# To be done:
Output the data exactly, with every line intact.
-- START Data to use --
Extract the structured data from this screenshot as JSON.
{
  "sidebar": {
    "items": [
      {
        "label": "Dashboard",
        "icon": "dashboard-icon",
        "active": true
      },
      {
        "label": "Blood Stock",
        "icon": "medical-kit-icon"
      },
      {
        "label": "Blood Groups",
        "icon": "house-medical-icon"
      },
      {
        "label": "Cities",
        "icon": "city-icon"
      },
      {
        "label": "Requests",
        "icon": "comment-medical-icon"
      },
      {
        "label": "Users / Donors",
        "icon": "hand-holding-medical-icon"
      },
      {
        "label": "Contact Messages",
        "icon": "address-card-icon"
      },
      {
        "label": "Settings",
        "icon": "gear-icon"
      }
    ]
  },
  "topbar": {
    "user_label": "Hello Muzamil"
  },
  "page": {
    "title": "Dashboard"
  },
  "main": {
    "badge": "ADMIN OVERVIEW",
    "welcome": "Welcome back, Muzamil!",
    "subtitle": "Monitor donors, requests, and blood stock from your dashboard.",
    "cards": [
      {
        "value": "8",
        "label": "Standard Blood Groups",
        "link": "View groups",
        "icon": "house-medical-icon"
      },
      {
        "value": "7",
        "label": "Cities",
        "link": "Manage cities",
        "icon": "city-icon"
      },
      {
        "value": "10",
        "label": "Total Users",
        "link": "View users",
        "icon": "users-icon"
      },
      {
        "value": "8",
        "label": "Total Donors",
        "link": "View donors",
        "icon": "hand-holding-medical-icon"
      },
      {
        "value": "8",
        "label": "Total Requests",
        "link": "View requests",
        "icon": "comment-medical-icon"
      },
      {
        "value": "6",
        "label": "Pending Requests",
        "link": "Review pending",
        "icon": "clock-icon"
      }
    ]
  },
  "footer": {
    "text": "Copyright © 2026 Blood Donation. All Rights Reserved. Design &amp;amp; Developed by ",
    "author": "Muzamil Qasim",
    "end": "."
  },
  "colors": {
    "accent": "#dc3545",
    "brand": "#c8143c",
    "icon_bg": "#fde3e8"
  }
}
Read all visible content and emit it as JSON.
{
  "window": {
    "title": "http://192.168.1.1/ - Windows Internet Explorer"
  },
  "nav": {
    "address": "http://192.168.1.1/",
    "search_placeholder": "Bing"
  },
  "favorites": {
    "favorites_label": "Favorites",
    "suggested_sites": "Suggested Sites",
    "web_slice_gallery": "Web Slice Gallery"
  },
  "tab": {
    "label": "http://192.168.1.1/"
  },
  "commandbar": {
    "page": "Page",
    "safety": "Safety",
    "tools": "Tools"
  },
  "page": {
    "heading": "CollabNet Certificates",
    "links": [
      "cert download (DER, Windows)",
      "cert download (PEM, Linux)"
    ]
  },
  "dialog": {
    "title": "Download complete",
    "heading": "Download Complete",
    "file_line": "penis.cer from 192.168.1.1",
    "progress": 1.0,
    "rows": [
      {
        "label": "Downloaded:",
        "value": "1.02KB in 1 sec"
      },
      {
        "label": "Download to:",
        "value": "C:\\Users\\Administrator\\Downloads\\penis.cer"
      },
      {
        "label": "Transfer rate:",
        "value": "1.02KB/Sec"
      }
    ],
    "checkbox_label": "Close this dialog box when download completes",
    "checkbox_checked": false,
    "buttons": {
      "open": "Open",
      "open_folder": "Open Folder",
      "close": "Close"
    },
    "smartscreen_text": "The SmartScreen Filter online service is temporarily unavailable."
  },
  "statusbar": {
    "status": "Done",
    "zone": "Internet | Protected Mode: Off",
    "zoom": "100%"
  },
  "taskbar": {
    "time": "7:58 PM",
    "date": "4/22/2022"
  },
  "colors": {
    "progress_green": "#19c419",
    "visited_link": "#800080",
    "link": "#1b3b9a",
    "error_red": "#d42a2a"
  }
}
-- END Data to use --
# Result below:
Extract the structured data from this screenshot as JSON.
{
  "sidebar": {
    "items": [
      {
        "label": "Dashboard",
        "icon": "dashboard-icon",
        "active": true
      },
      {
        "label": "Blood Stock",
        "icon": "medical-kit-icon"
      },
      {
        "label": "Blood Groups",
        "icon": "house-medical-icon"
      },
      {
        "label": "Cities",
        "icon": "city-icon"
      },
      {
        "label": "Requests",
        "icon": "comment-medical-icon"
      },
      {
        "label": "Users / Donors",
        "icon": "hand-holding-medical-icon"
      },
      {
        "label": "Contact Messages",
        "icon": "address-card-icon"
      },
      {
        "label": "Settings",
        "icon": "gear-icon"
      }
    ]
  },
  "topbar": {
    "user_label": "Hello Muzamil"
  },
  "page": {
    "title": "Dashboard"
  },
  "main": {
    "badge": "ADMIN OVERVIEW",
    "welcome": "Welcome back, Muzamil!",
    "subtitle": "Monitor donors, requests, and blood stock from your dashboard.",
    "cards": [
      {
        "value": "8",
        "label": "Standard Blood Groups",
        "link": "View groups",
        "icon": "house-medical-icon"
      },
      {
        "value": "7",
        "label": "Cities",
        "link": "Manage cities",
        "icon": "city-icon"
      },
      {
        "value": "10",
        "label": "Total Users",
        "link": "View users",
        "icon": "users-icon"
      },
      {
        "value": "8",
        "label": "Total Donors",
        "link": "View donors",
        "icon": "hand-holding-medical-icon"
      },
      {
        "value": "8",
        "label": "Total Requests",
        "link": "View requests",
        "icon": "comment-medical-icon"
      },
      {
        "value": "6",
        "label": "Pending Requests",
        "link": "Review pending",
        "icon": "clock-icon"
      }
    ]
  },
  "footer": {
    "text": "Copyright © 2026 Blood Donation. All Rights Reserved. Design &amp;amp; Developed by ",
    "author": "Muzamil Qasim",
    "end": "."
  },
  "colors": {
    "accent": "#dc3545",
    "brand": "#c8143c",
    "icon_bg": "#fde3e8"
  }
}
Read all visible content and emit it as JSON.
{
  "window": {
    "title": "http://192.168.1.1/ - Windows Internet Explorer"
  },
  "nav": {
    "address": "http://192.168.1.1/",
    "search_placeholder": "Bing"
  },
  "favorites": {
    "favorites_label": "Favorites",
    "suggested_sites": "Suggested Sites",
    "web_slice_gallery": "Web Slice Gallery"
  },
  "tab": {
    "label": "http://192.168.1.1/"
  },
  "commandbar": {
    "page": "Page",
    "safety": "Safety",
    "tools": "Tools"
  },
  "page": {
    "heading": "CollabNet Certificates",
    "links": [
      "cert download (DER, Windows)",
      "cert download (PEM, Linux)"
    ]
  },
  "dialog": {
    "title": "Download complete",
    "heading": "Download Complete",
    "file_line": "penis.cer from 192.168.1.1",
    "progress": 1.0,
    "rows": [
      {
        "label": "Downloaded:",
        "value": "1.02KB in 1 sec"
      },
      {
        "label": "Download to:",
        "value": "C:\\Users\\Administrator\\Downloads\\penis.cer"
      },
      {
        "label": "Transfer rate:",
        "value": "1.02KB/Sec"
      }
    ],
    "checkbox_label": "Close this dialog box when download completes",
    "checkbox_checked": false,
    "buttons": {
      "open": "Open",
      "open_folder": "Open Folder",
      "close": "Close"
    },
    "smartscreen_text": "The SmartScreen Filter online service is temporarily unavailable."
  },
  "statusbar": {
    "status": "Done",
    "zone": "Internet | Protected Mode: Off",
    "zoom": "100%"
  },
  "taskbar": {
    "time": "7:58 PM",
    "date": "4/22/2022"
  },
  "colors": {
    "progress_green": "#19c419",
    "visited_link": "#800080",
    "link": "#1b3b9a",
    "error_red": "#d42a2a"
  }
}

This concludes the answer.